• [WHAT THIS TASK INVOLVES]: Each line of the records below that holds "Windows" should be copied out.

• [Data entries]:
Segment Open

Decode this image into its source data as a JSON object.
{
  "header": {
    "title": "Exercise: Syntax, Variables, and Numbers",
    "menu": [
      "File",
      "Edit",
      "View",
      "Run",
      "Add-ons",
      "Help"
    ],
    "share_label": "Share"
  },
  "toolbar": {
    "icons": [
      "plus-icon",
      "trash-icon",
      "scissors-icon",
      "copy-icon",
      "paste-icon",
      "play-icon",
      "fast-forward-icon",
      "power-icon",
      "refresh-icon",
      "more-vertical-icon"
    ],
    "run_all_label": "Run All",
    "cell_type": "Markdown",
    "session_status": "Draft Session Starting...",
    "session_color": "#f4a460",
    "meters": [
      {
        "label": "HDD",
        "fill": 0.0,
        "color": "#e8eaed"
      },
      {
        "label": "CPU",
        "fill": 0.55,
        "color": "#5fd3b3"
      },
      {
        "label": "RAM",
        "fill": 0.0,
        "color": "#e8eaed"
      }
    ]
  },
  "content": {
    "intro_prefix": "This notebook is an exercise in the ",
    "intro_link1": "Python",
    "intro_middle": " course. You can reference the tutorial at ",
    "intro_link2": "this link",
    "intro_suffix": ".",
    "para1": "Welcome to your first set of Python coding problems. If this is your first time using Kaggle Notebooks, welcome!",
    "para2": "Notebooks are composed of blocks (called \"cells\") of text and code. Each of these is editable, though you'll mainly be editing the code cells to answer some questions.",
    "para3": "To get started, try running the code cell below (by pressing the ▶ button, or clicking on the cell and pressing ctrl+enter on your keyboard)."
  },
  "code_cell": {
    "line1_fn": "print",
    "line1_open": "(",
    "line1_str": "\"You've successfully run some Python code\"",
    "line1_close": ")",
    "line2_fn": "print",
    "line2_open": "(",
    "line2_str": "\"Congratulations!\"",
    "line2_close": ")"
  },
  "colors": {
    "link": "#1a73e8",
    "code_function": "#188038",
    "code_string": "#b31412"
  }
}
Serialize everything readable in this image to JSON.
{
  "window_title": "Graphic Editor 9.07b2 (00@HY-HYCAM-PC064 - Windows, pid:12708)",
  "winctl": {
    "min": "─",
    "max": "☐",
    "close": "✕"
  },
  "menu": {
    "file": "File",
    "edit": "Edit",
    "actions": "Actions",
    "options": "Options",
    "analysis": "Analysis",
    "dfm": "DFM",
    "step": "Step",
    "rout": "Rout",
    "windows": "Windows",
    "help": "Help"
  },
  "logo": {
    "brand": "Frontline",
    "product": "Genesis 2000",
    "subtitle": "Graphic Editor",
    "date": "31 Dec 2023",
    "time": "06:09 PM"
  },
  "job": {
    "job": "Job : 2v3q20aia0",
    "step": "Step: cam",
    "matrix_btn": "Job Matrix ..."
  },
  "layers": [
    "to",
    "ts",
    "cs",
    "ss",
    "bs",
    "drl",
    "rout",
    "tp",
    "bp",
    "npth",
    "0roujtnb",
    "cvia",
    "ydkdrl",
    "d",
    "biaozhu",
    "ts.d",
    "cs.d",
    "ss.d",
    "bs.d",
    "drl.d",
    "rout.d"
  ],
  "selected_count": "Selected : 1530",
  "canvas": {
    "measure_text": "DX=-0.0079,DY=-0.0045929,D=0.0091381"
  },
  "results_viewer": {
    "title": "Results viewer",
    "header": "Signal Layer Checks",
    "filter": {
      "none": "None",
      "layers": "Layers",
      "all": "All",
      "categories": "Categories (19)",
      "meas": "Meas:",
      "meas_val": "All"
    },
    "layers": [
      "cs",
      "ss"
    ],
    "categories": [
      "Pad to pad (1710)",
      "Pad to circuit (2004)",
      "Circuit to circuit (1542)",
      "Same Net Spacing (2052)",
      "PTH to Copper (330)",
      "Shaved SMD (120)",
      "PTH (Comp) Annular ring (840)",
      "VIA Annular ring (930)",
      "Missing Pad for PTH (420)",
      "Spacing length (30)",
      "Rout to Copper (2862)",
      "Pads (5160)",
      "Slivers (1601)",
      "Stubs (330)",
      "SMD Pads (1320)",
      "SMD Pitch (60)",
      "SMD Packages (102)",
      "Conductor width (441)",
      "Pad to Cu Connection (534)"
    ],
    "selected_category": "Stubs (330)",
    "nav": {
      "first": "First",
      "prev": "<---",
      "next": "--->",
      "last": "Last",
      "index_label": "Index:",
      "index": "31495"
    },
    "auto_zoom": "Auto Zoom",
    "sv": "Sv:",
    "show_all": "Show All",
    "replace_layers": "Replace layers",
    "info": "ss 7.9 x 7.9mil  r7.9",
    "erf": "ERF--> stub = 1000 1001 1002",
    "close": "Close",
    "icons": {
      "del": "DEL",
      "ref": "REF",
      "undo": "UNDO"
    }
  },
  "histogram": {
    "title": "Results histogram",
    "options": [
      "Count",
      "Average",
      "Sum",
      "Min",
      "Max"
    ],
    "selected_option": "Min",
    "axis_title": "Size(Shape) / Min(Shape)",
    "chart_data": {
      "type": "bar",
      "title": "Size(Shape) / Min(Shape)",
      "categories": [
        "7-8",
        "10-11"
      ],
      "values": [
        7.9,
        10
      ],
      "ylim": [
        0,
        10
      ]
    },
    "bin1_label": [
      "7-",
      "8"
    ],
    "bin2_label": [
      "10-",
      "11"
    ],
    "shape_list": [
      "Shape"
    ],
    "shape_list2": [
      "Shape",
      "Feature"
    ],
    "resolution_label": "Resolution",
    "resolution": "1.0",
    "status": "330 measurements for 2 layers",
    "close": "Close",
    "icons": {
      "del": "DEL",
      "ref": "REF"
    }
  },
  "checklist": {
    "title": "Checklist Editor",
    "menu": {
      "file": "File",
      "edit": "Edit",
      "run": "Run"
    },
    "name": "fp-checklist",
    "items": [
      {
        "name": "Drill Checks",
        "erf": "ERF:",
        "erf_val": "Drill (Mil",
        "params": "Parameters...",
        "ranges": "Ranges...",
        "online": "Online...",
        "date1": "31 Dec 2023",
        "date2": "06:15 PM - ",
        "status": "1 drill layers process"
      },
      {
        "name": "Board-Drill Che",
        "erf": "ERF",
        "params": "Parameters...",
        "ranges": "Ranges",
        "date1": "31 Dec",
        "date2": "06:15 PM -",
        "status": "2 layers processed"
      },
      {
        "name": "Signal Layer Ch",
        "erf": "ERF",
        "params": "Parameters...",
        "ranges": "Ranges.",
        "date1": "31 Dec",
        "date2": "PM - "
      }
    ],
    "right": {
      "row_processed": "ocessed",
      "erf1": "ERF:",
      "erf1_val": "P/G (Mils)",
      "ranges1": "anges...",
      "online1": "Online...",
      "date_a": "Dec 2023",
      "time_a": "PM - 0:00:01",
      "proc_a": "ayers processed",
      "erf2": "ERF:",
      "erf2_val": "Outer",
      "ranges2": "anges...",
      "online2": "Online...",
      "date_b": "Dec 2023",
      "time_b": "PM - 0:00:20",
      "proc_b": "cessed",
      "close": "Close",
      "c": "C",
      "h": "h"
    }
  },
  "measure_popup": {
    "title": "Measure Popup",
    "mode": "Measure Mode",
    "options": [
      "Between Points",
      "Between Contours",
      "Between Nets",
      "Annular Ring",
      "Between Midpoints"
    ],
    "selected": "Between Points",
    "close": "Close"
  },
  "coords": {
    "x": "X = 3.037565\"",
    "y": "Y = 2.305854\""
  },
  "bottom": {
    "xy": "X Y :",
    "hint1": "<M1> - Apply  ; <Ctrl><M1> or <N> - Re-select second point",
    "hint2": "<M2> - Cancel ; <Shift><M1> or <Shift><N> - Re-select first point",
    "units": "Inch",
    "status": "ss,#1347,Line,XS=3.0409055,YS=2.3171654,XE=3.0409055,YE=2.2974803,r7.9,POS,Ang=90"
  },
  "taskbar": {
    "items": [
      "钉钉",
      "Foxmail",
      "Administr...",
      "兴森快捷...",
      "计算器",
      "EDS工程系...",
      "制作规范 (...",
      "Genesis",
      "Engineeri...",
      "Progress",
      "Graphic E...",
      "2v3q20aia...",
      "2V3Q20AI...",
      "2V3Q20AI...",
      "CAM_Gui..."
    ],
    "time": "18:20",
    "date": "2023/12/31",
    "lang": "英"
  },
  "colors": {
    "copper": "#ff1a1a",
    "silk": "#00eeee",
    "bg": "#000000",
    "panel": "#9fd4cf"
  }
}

Segment Closed

• [EXERCISE RESPONSE]:
  "window_title": "Graphic Editor 9.07b2 (00@HY-HYCAM-PC064 - Windows, pid:12708)",
    "windows": "Windows",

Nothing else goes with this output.